TASK TO CARRY OUT » Would you output the lines from the one with "What data populates" through the last line of the material below, exactly, but without pictures?
BEGIN INFORMATION SUPPLIED
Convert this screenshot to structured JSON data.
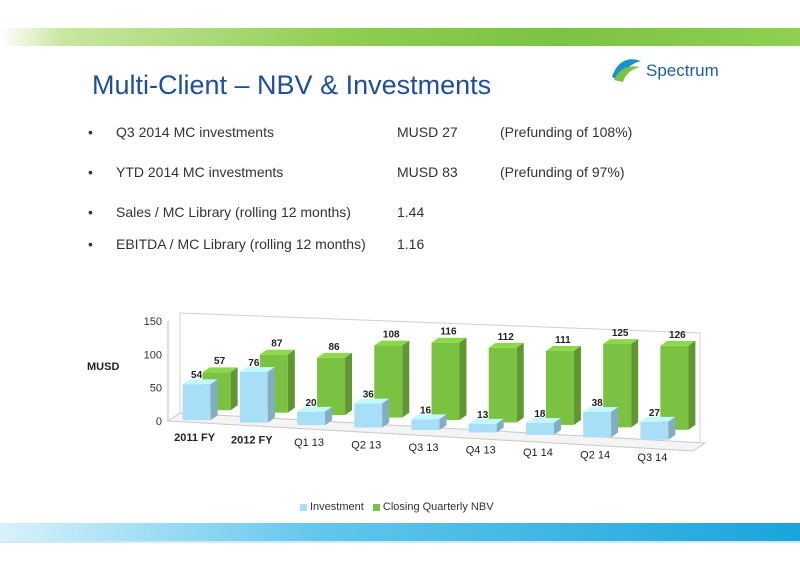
{
  "title": "Multi-Client – NBV & Investments",
  "logo": {
    "text": "Spectrum"
  },
  "bullets": [
    {
      "label": "Q3 2014 MC investments",
      "value": "MUSD 27",
      "note": "(Prefunding of 108%)"
    },
    {
      "label": "YTD 2014 MC investments",
      "value": "MUSD 83",
      "note": "(Prefunding of 97%)"
    },
    {
      "label": "Sales / MC Library (rolling 12 months)",
      "value": "1.44",
      "note": ""
    },
    {
      "label": "EBITDA / MC Library (rolling 12 months)",
      "value": "1.16",
      "note": ""
    }
  ],
  "colors": {
    "investment": "#a9def7",
    "nbv": "#7cc242",
    "title": "#1f4e9a"
  },
  "chart_data": {
    "type": "bar",
    "title": "",
    "ylabel": "MUSD",
    "xlabel": "",
    "ylim": [
      0,
      150
    ],
    "yticks": [
      0,
      50,
      100,
      150
    ],
    "categories": [
      "2011 FY",
      "2012 FY",
      "Q1 13",
      "Q2 13",
      "Q3 13",
      "Q4 13",
      "Q1 14",
      "Q2 14",
      "Q3 14"
    ],
    "series": [
      {
        "name": "Investment",
        "values": [
          54,
          76,
          20,
          36,
          16,
          13,
          18,
          38,
          27
        ]
      },
      {
        "name": "Closing Quarterly NBV",
        "values": [
          57,
          87,
          86,
          108,
          116,
          112,
          111,
          125,
          126
        ]
      }
    ],
    "legend": "bottom"
  }
}
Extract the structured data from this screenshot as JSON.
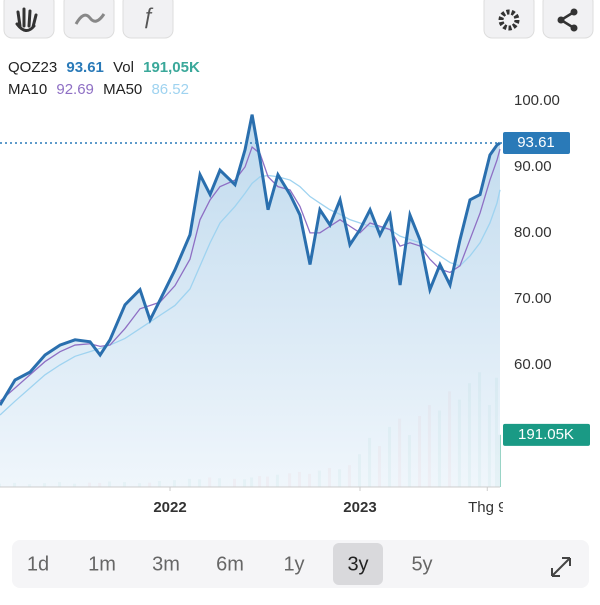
{
  "chart_data": {
    "type": "line",
    "symbol": "QOZ23",
    "volume_caption": "Vol",
    "volume_legend_label": "191,05K",
    "volume_tag_label": "191.05K",
    "x": [
      2021.105,
      2021.184,
      2021.263,
      2021.342,
      2021.421,
      2021.5,
      2021.579,
      2021.632,
      2021.684,
      2021.763,
      2021.842,
      2021.895,
      2021.947,
      2022.026,
      2022.105,
      2022.158,
      2022.211,
      2022.263,
      2022.342,
      2022.395,
      2022.432,
      2022.474,
      2022.516,
      2022.568,
      2022.632,
      2022.684,
      2022.737,
      2022.789,
      2022.842,
      2022.895,
      2022.947,
      2023.0,
      2023.053,
      2023.105,
      2023.158,
      2023.211,
      2023.263,
      2023.316,
      2023.368,
      2023.421,
      2023.474,
      2023.526,
      2023.579,
      2023.632,
      2023.684,
      2023.721,
      2023.737
    ],
    "series": [
      {
        "name": "QOZ23",
        "color": "#2a6fae",
        "values": [
          53.9,
          57.7,
          58.9,
          61.5,
          63.0,
          63.8,
          63.5,
          61.5,
          63.8,
          69.1,
          71.4,
          66.8,
          69.8,
          74.4,
          79.7,
          88.8,
          85.8,
          89.5,
          87.3,
          92.6,
          97.9,
          91.1,
          83.5,
          88.8,
          85.8,
          82.7,
          75.2,
          83.5,
          81.2,
          85.0,
          78.2,
          80.5,
          83.5,
          79.7,
          82.7,
          72.1,
          82.7,
          78.9,
          71.4,
          75.2,
          72.1,
          78.9,
          85.0,
          85.8,
          91.8,
          93.3,
          93.61
        ]
      },
      {
        "name": "MA10",
        "color": "#8e6fc4",
        "values": [
          54.5,
          56.5,
          58.5,
          60.5,
          62,
          63,
          63.2,
          62.8,
          63,
          65.5,
          68.5,
          69,
          69.5,
          72,
          76,
          82,
          85,
          87,
          88,
          90,
          93,
          92,
          88.5,
          87,
          86.5,
          84,
          80,
          80,
          81,
          82,
          81,
          80,
          81.5,
          81,
          80.5,
          78,
          78.5,
          78,
          76,
          74.5,
          74,
          75,
          79,
          83,
          88,
          91,
          92.69
        ]
      },
      {
        "name": "MA50",
        "color": "#9fd3f0",
        "values": [
          52.4,
          54.5,
          56.5,
          58.5,
          60,
          61.3,
          62,
          62.5,
          63,
          64,
          65.5,
          66.5,
          67.5,
          69,
          71.5,
          75,
          78.5,
          81.5,
          84,
          86,
          87.5,
          88.5,
          88.7,
          88.5,
          88,
          87,
          85.5,
          84.5,
          83.5,
          82.8,
          82,
          81.5,
          81,
          80.8,
          80.5,
          79.5,
          79,
          78.5,
          77.5,
          76.5,
          75.5,
          75,
          76.5,
          78.5,
          81.5,
          84.5,
          86.52
        ]
      },
      {
        "name": "Vol",
        "axis": "y2",
        "values": [
          12,
          15,
          10,
          14,
          18,
          12,
          16,
          15,
          20,
          18,
          14,
          16,
          22,
          25,
          30,
          28,
          35,
          32,
          30,
          28,
          35,
          40,
          38,
          45,
          50,
          55,
          48,
          60,
          70,
          65,
          80,
          120,
          180,
          150,
          220,
          250,
          190,
          260,
          300,
          280,
          350,
          320,
          380,
          420,
          300,
          400,
          191.05
        ]
      }
    ],
    "xlim": [
      2021.105,
      2023.737
    ],
    "xticks": [
      {
        "value": 2022,
        "label": "2022"
      },
      {
        "value": 2023,
        "label": "2023"
      },
      {
        "value": 2023.67,
        "label": "Thg 9"
      }
    ],
    "ylim": [
      41.5,
      107.7
    ],
    "yticks": [
      {
        "value": 60,
        "label": "60.00"
      },
      {
        "value": 70,
        "label": "70.00"
      },
      {
        "value": 80,
        "label": "80.00"
      },
      {
        "value": 90,
        "label": "90.00"
      },
      {
        "value": 100,
        "label": "100.00"
      }
    ],
    "y2lim": [
      0,
      1600
    ],
    "ranges": [
      "1d",
      "1m",
      "3m",
      "6m",
      "1y",
      "3y",
      "5y"
    ],
    "selected_range": "3y"
  }
}
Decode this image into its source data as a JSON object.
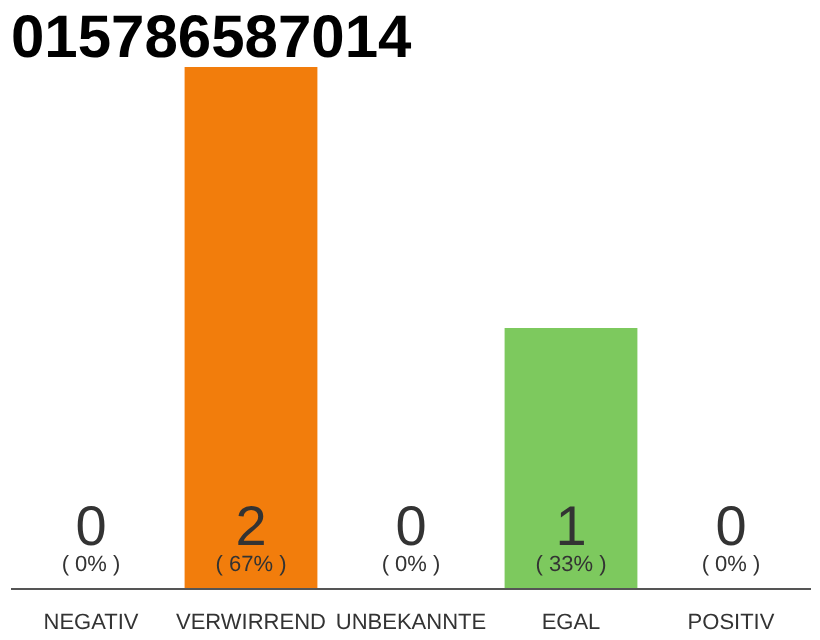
{
  "chart_data": {
    "type": "bar",
    "title": "015786587014",
    "categories": [
      "NEGATIV",
      "VERWIRREND",
      "UNBEKANNTE",
      "EGAL",
      "POSITIV"
    ],
    "values": [
      0,
      2,
      0,
      1,
      0
    ],
    "colors": [
      "#cccccc",
      "#f27d0c",
      "#cccccc",
      "#7dc95e",
      "#cccccc"
    ],
    "ylim": [
      0,
      2
    ],
    "tick_labels": "x",
    "value_labels": [
      "0\n( 0% )",
      "2\n( 67% )",
      "0\n( 0% )",
      "1\n( 33% )",
      "0\n( 0% )"
    ]
  }
}
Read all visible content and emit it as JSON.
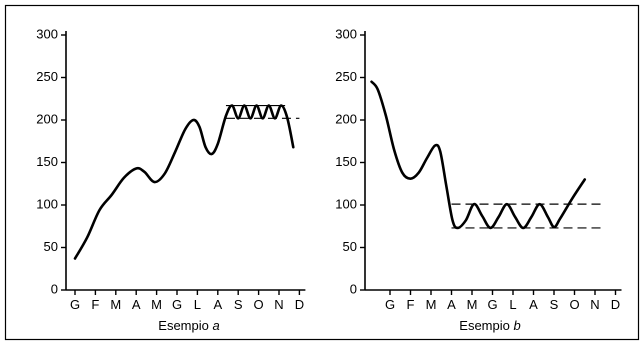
{
  "chart_data": [
    {
      "type": "line",
      "caption_prefix": "Esempio ",
      "caption_letter": "a",
      "categories": [
        "G",
        "F",
        "M",
        "A",
        "M",
        "G",
        "L",
        "A",
        "S",
        "O",
        "N",
        "D"
      ],
      "ylim": [
        0,
        300
      ],
      "yticks": [
        0,
        50,
        100,
        150,
        200,
        250,
        300
      ],
      "points": [
        [
          0,
          37
        ],
        [
          0.6,
          62
        ],
        [
          1.2,
          94
        ],
        [
          1.8,
          112
        ],
        [
          2.4,
          132
        ],
        [
          3.0,
          143
        ],
        [
          3.4,
          139
        ],
        [
          3.9,
          127
        ],
        [
          4.4,
          137
        ],
        [
          4.9,
          162
        ],
        [
          5.4,
          189
        ],
        [
          5.8,
          200
        ],
        [
          6.1,
          192
        ],
        [
          6.4,
          168
        ],
        [
          6.7,
          160
        ],
        [
          7.0,
          172
        ],
        [
          7.4,
          205
        ],
        [
          7.7,
          217
        ],
        [
          8.0,
          202
        ],
        [
          8.3,
          217
        ],
        [
          8.6,
          202
        ],
        [
          8.9,
          217
        ],
        [
          9.2,
          202
        ],
        [
          9.5,
          217
        ],
        [
          9.8,
          202
        ],
        [
          10.1,
          217
        ],
        [
          10.4,
          203
        ],
        [
          10.7,
          168
        ]
      ],
      "reference_lines": [
        {
          "y": 217,
          "from": 7.4,
          "to": 10.3,
          "style": "solid"
        },
        {
          "y": 202,
          "from": 7.4,
          "to": 11.0,
          "style": "dashed"
        }
      ]
    },
    {
      "type": "line",
      "caption_prefix": "Esempio ",
      "caption_letter": "b",
      "categories": [
        "G",
        "F",
        "M",
        "A",
        "M",
        "G",
        "L",
        "A",
        "S",
        "O",
        "N",
        "D"
      ],
      "ylim": [
        0,
        300
      ],
      "yticks": [
        0,
        50,
        100,
        150,
        200,
        250,
        300
      ],
      "points": [
        [
          -0.9,
          245
        ],
        [
          -0.6,
          236
        ],
        [
          -0.2,
          205
        ],
        [
          0.2,
          165
        ],
        [
          0.6,
          138
        ],
        [
          1.0,
          131
        ],
        [
          1.4,
          138
        ],
        [
          1.8,
          155
        ],
        [
          2.2,
          170
        ],
        [
          2.45,
          163
        ],
        [
          2.75,
          122
        ],
        [
          3.05,
          82
        ],
        [
          3.3,
          73
        ],
        [
          3.7,
          82
        ],
        [
          4.1,
          101
        ],
        [
          4.5,
          87
        ],
        [
          4.9,
          73
        ],
        [
          5.3,
          86
        ],
        [
          5.7,
          101
        ],
        [
          6.1,
          86
        ],
        [
          6.5,
          73
        ],
        [
          6.9,
          86
        ],
        [
          7.3,
          101
        ],
        [
          7.7,
          86
        ],
        [
          8.0,
          74
        ],
        [
          8.3,
          84
        ],
        [
          8.9,
          108
        ],
        [
          9.5,
          130
        ]
      ],
      "reference_lines": [
        {
          "y": 101,
          "from": 3.0,
          "to": 10.4,
          "style": "dashed"
        },
        {
          "y": 73,
          "from": 3.0,
          "to": 10.4,
          "style": "dashed"
        }
      ]
    }
  ]
}
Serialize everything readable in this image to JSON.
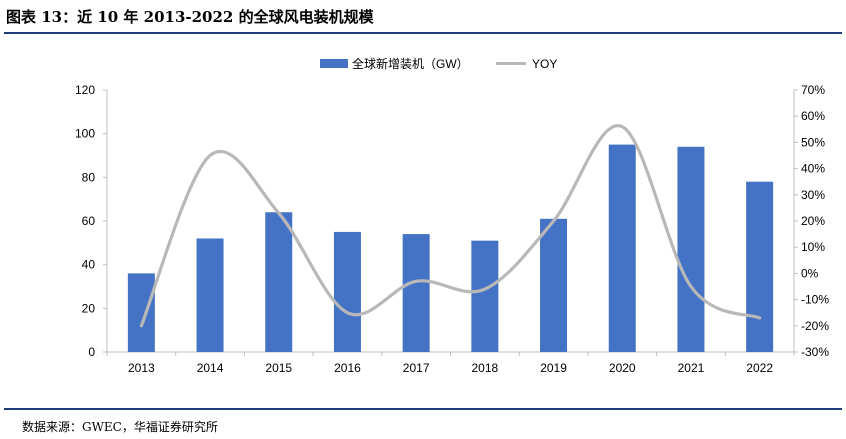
{
  "figure": {
    "title": "图表 13：近 10 年 2013-2022 的全球风电装机规模",
    "source": "数据来源：GWEC，华福证券研究所"
  },
  "colors": {
    "bar": "#4472c4",
    "line": "#b8b8b8",
    "rule": "#1f3f7a",
    "axis": "#bfbfbf"
  },
  "chart_data": {
    "type": "bar",
    "title": "",
    "categories": [
      "2013",
      "2014",
      "2015",
      "2016",
      "2017",
      "2018",
      "2019",
      "2020",
      "2021",
      "2022"
    ],
    "series": [
      {
        "name": "全球新增装机（GW）",
        "type": "bar",
        "axis": "left",
        "values": [
          36,
          52,
          64,
          55,
          54,
          51,
          61,
          95,
          94,
          78
        ]
      },
      {
        "name": "YOY",
        "type": "line",
        "axis": "right",
        "smooth": true,
        "values": [
          -0.2,
          0.45,
          0.23,
          -0.15,
          -0.03,
          -0.06,
          0.2,
          0.56,
          -0.05,
          -0.17
        ]
      }
    ],
    "y_left": {
      "min": 0,
      "max": 120,
      "ticks": [
        0,
        20,
        40,
        60,
        80,
        100,
        120
      ]
    },
    "y_right": {
      "min": -0.3,
      "max": 0.7,
      "ticks": [
        "-30%",
        "-20%",
        "-10%",
        "0%",
        "10%",
        "20%",
        "30%",
        "40%",
        "50%",
        "60%",
        "70%"
      ]
    },
    "legend": {
      "position": "top"
    },
    "grid": false
  }
}
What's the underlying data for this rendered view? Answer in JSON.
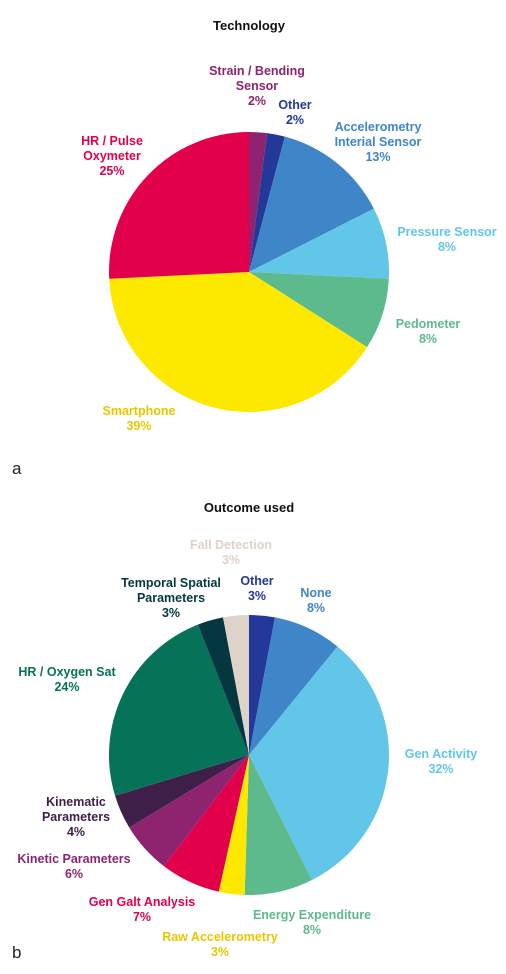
{
  "chart_data": [
    {
      "type": "pie",
      "panel_label": "a",
      "title": "Technology",
      "slices": [
        {
          "label": "Strain / Bending Sensor",
          "value": 2,
          "value_label": "2%",
          "color": "#8e2470"
        },
        {
          "label": "Other",
          "value": 2,
          "value_label": "2%",
          "color": "#24389a"
        },
        {
          "label": "Accelerometry Interial Sensor",
          "value": 13,
          "value_label": "13%",
          "color": "#3f86c8"
        },
        {
          "label": "Pressure Sensor",
          "value": 8,
          "value_label": "8%",
          "color": "#62c6e8"
        },
        {
          "label": "Pedometer",
          "value": 8,
          "value_label": "8%",
          "color": "#5dba8c"
        },
        {
          "label": "Smartphone",
          "value": 39,
          "value_label": "39%",
          "color": "#fde800"
        },
        {
          "label": "HR / Pulse Oxymeter",
          "value": 25,
          "value_label": "25%",
          "color": "#e2004d"
        }
      ]
    },
    {
      "type": "pie",
      "panel_label": "b",
      "title": "Outcome used",
      "slices": [
        {
          "label": "Other",
          "value": 3,
          "value_label": "3%",
          "color": "#24389a"
        },
        {
          "label": "None",
          "value": 8,
          "value_label": "8%",
          "color": "#3f86c8"
        },
        {
          "label": "Gen Activity",
          "value": 32,
          "value_label": "32%",
          "color": "#62c6e8"
        },
        {
          "label": "Energy Expenditure",
          "value": 8,
          "value_label": "8%",
          "color": "#5dba8c"
        },
        {
          "label": "Raw Accelerometry",
          "value": 3,
          "value_label": "3%",
          "color": "#fde800"
        },
        {
          "label": "Gen Galt Analysis",
          "value": 7,
          "value_label": "7%",
          "color": "#e2004d"
        },
        {
          "label": "Kinetic Parameters",
          "value": 6,
          "value_label": "6%",
          "color": "#8e2470"
        },
        {
          "label": "Kinematic Parameters",
          "value": 4,
          "value_label": "4%",
          "color": "#3e1f48"
        },
        {
          "label": "HR / Oxygen Sat",
          "value": 24,
          "value_label": "24%",
          "color": "#067257"
        },
        {
          "label": "Temporal Spatial Parameters",
          "value": 3,
          "value_label": "3%",
          "color": "#053740"
        },
        {
          "label": "Fall Detection",
          "value": 3,
          "value_label": "3%",
          "color": "#ddd3c9"
        }
      ]
    }
  ]
}
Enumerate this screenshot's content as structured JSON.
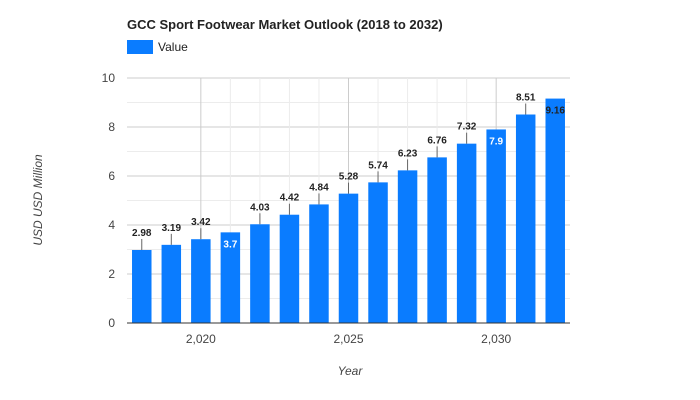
{
  "chart_data": {
    "type": "bar",
    "title": "GCC Sport Footwear Market Outlook (2018 to 2032)",
    "xlabel": "Year",
    "ylabel": "USD USD Million",
    "legend": {
      "entries": [
        "Value"
      ],
      "placement": "top-left"
    },
    "grid": true,
    "colors": {
      "bar": "#0a7cff"
    },
    "ylim": [
      0,
      10
    ],
    "yticks": [
      "0",
      "2",
      "4",
      "6",
      "8",
      "10"
    ],
    "xticks": [
      "2,020",
      "2,025",
      "2,030"
    ],
    "x": [
      2018,
      2019,
      2020,
      2021,
      2022,
      2023,
      2024,
      2025,
      2026,
      2027,
      2028,
      2029,
      2030,
      2031,
      2032
    ],
    "series": [
      {
        "name": "Value",
        "values": [
          2.98,
          3.19,
          3.42,
          3.7,
          4.03,
          4.42,
          4.84,
          5.28,
          5.74,
          6.23,
          6.76,
          7.32,
          7.9,
          8.51,
          9.16
        ],
        "labels": [
          "2.98",
          "3.19",
          "3.42",
          "3.7",
          "4.03",
          "4.42",
          "4.84",
          "5.28",
          "5.74",
          "6.23",
          "6.76",
          "7.32",
          "7.9",
          "8.51",
          "9.16"
        ]
      }
    ]
  }
}
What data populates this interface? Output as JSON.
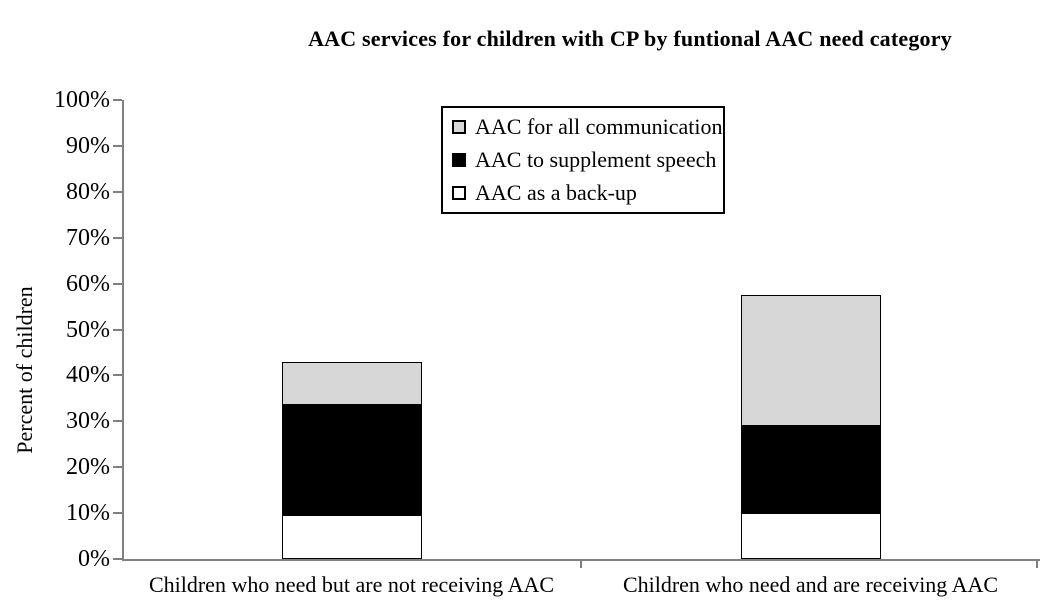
{
  "title": "AAC services for children with CP by funtional AAC need category",
  "chart_data": {
    "type": "bar",
    "stacked": true,
    "title": "AAC services for children with CP by funtional AAC need category",
    "categories": [
      "Children who need but are not receiving AAC",
      "Children who need and are receiving AAC"
    ],
    "series": [
      {
        "name": "AAC as a back-up",
        "color": "#ffffff",
        "values": [
          9.5,
          10
        ]
      },
      {
        "name": "AAC to supplement speech",
        "color": "#000000",
        "values": [
          24,
          19
        ]
      },
      {
        "name": "AAC for all communication",
        "color": "#d7d7d7",
        "values": [
          9.5,
          28.5
        ]
      }
    ],
    "bar_totals": [
      43,
      57.5
    ],
    "xlabel": "",
    "ylabel": "Percent of children",
    "ylim": [
      0,
      100
    ],
    "yticks": [
      "0%",
      "10%",
      "20%",
      "30%",
      "40%",
      "50%",
      "60%",
      "70%",
      "80%",
      "90%",
      "100%"
    ],
    "grid": false,
    "legend_position": "top-center-inside",
    "legend_order_top_to_bottom": [
      "AAC for all communication",
      "AAC to supplement speech",
      "AAC as a back-up"
    ]
  },
  "colors": {
    "axis": "#808080",
    "segment_border": "#000000",
    "legend_border": "#000000",
    "background": "#ffffff",
    "text": "#000000"
  }
}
END INFORMATION SUPPLIED
WRITTEN RESPONSE »
What data populates this interface? Output as JSON.
{
  "title": "AAC services for children with CP by funtional AAC need category",
  "chart_data": {
    "type": "bar",
    "stacked": true,
    "title": "AAC services for children with CP by funtional AAC need category",
    "categories": [
      "Children who need but are not receiving AAC",
      "Children who need and are receiving AAC"
    ],
    "series": [
      {
        "name": "AAC as a back-up",
        "color": "#ffffff",
        "values": [
          9.5,
          10
        ]
      },
      {
        "name": "AAC to supplement speech",
        "color": "#000000",
        "values": [
          24,
          19
        ]
      },
      {
        "name": "AAC for all communication",
        "color": "#d7d7d7",
        "values": [
          9.5,
          28.5
        ]
      }
    ],
    "bar_totals": [
      43,
      57.5
    ],
    "xlabel": "",
    "ylabel": "Percent of children",
    "ylim": [
      0,
      100
    ],
    "yticks": [
      "0%",
      "10%",
      "20%",
      "30%",
      "40%",
      "50%",
      "60%",
      "70%",
      "80%",
      "90%",
      "100%"
    ],
    "grid": false,
    "legend_position": "top-center-inside",
    "legend_order_top_to_bottom": [
      "AAC for all communication",
      "AAC to supplement speech",
      "AAC as a back-up"
    ]
  },
  "colors": {
    "axis": "#808080",
    "segment_border": "#000000",
    "legend_border": "#000000",
    "background": "#ffffff",
    "text": "#000000"
  }
}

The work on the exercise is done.